▶ [THE TASK] All entries should be output exactly as they stand.

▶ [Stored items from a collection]
════
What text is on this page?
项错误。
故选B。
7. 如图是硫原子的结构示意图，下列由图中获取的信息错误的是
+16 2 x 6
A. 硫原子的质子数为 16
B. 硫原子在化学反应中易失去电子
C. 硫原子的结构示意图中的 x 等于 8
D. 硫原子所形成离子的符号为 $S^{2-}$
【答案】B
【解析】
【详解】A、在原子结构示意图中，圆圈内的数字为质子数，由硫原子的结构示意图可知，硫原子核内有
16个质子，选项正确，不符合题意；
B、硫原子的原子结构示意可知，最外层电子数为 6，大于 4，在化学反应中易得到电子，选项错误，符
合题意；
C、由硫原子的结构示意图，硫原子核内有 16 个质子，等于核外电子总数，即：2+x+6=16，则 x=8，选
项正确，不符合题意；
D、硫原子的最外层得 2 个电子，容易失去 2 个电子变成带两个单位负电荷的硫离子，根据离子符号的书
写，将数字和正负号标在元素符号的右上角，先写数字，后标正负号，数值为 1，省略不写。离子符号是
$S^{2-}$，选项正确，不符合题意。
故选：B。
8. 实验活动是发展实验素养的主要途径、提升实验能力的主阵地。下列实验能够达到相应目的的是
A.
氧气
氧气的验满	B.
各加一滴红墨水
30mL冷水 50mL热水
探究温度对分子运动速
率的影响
════
▶ [THE COMPLETED TASK]
What text is on this page?
项错误。
故选B。
7. 如图是硫原子的结构示意图，下列由图中获取的信息错误的是
+16 2 x 6
A. 硫原子的质子数为 16
B. 硫原子在化学反应中易失去电子
C. 硫原子的结构示意图中的 x 等于 8
D. 硫原子所形成离子的符号为 $S^{2-}$
【答案】B
【解析】
【详解】A、在原子结构示意图中，圆圈内的数字为质子数，由硫原子的结构示意图可知，硫原子核内有
16个质子，选项正确，不符合题意；
B、硫原子的原子结构示意可知，最外层电子数为 6，大于 4，在化学反应中易得到电子，选项错误，符
合题意；
C、由硫原子的结构示意图，硫原子核内有 16 个质子，等于核外电子总数，即：2+x+6=16，则 x=8，选
项正确，不符合题意；
D、硫原子的最外层得 2 个电子，容易失去 2 个电子变成带两个单位负电荷的硫离子，根据离子符号的书
写，将数字和正负号标在元素符号的右上角，先写数字，后标正负号，数值为 1，省略不写。离子符号是
$S^{2-}$，选项正确，不符合题意。
故选：B。
8. 实验活动是发展实验素养的主要途径、提升实验能力的主阵地。下列实验能够达到相应目的的是
A.
氧气
氧气的验满	B.
各加一滴红墨水
30mL冷水 50mL热水
探究温度对分子运动速
率的影响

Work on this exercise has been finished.